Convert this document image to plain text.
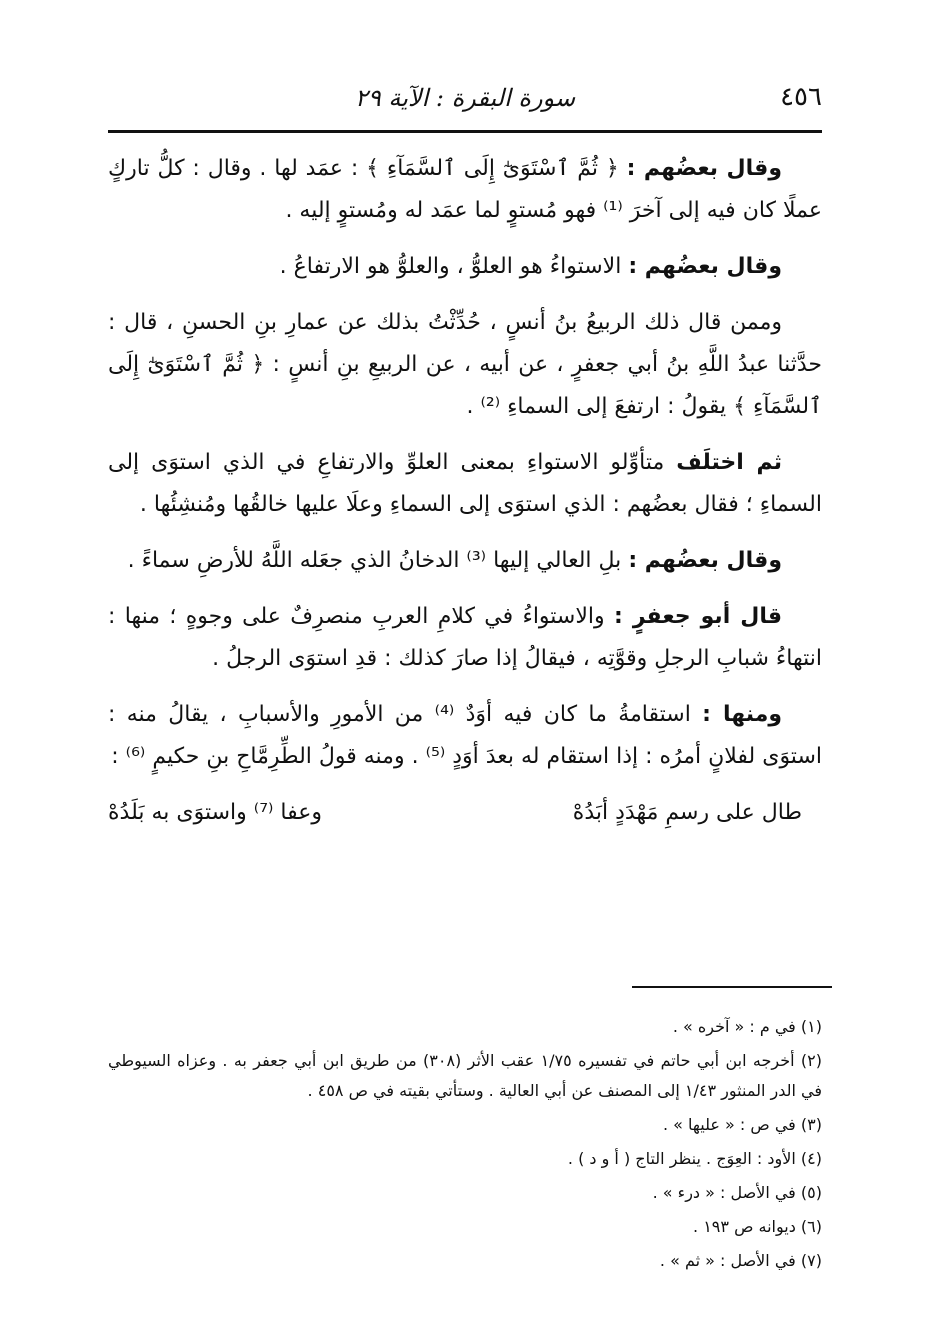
٤٥٦
سورة البقرة : الآية ٢٩

وقال بعضُهم : ﴿ ثُمَّ ٱسْتَوَىٰٓ إِلَى ٱلسَّمَآءِ ﴾ : عمَد لها . وقال : كلُّ تاركٍ عملًا كان فيه إلى آخرَ ⁽¹⁾ فهو مُستوٍ لما عمَد له ومُستوٍ إليه .

وقال بعضُهم : الاستواءُ هو العلوُّ ، والعلوُّ هو الارتفاعُ .

وممن قال ذلك الربيعُ بنُ أنسٍ ، حُدِّثْتُ بذلك عن عمارِ بنِ الحسنِ ، قال : حدَّثنا عبدُ اللَّهِ بنُ أبي جعفرٍ ، عن أبيه ، عن الربيعِ بنِ أنسٍ : ﴿ ثُمَّ ٱسْتَوَىٰٓ إِلَى ٱلسَّمَآءِ ﴾ يقولُ : ارتفعَ إلى السماءِ ⁽²⁾ .

ثم اختلَف متأوِّلو الاستواءِ بمعنى العلوِّ والارتفاعِ في الذي استوَى إلى السماءِ ؛ فقال بعضُهم : الذي استوَى إلى السماءِ وعلَا عليها خالقُها ومُنشِئُها .

وقال بعضُهم : بلِ العالي إليها ⁽³⁾ الدخانُ الذي جعَله اللَّهُ للأرضِ سماءً .

قال أبو جعفرٍ : والاستواءُ في كلامِ العربِ منصرِفٌ على وجوهٍ ؛ منها : انتهاءُ شبابِ الرجلِ وقوَّتِه ، فيقالُ إذا صارَ كذلك : قدِ استوَى الرجلُ .

ومنها : استقامةُ ما كان فيه أوَدٌ ⁽⁴⁾ من الأمورِ والأسبابِ ، يقالُ منه : استوَى لفلانٍ أمرُه : إذا استقام له بعدَ أوَدٍ ⁽⁵⁾ . ومنه قولُ الطِّرِمَّاحِ بنِ حكيمٍ ⁽⁶⁾ :

طال على رسمِ مَهْدَدٍ أبَدُهْ
وعفا ⁽⁷⁾ واستوَى به بَلَدُهْ

(١) في م : « آخره » .

(٢) أخرجه ابن أبي حاتم في تفسيره ١/٧٥ عقب الأثر (٣٠٨) من طريق ابن أبي جعفر به . وعزاه السيوطي في الدر المنثور ١/٤٣ إلى المصنف عن أبي العالية . وستأتي بقيته في ص ٤٥٨ .

(٣) في ص : « عليها » .

(٤) الأود : العِوَج . ينظر التاج ( أ و د ) .

(٥) في الأصل : « درء » .

(٦) ديوانه ص ١٩٣ .

(٧) في الأصل : « ثم » .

- [WORK REQUIRED]
Count the lines that hold the string "السماء" and state that number alone.

- [EXERCISE RESULT]
2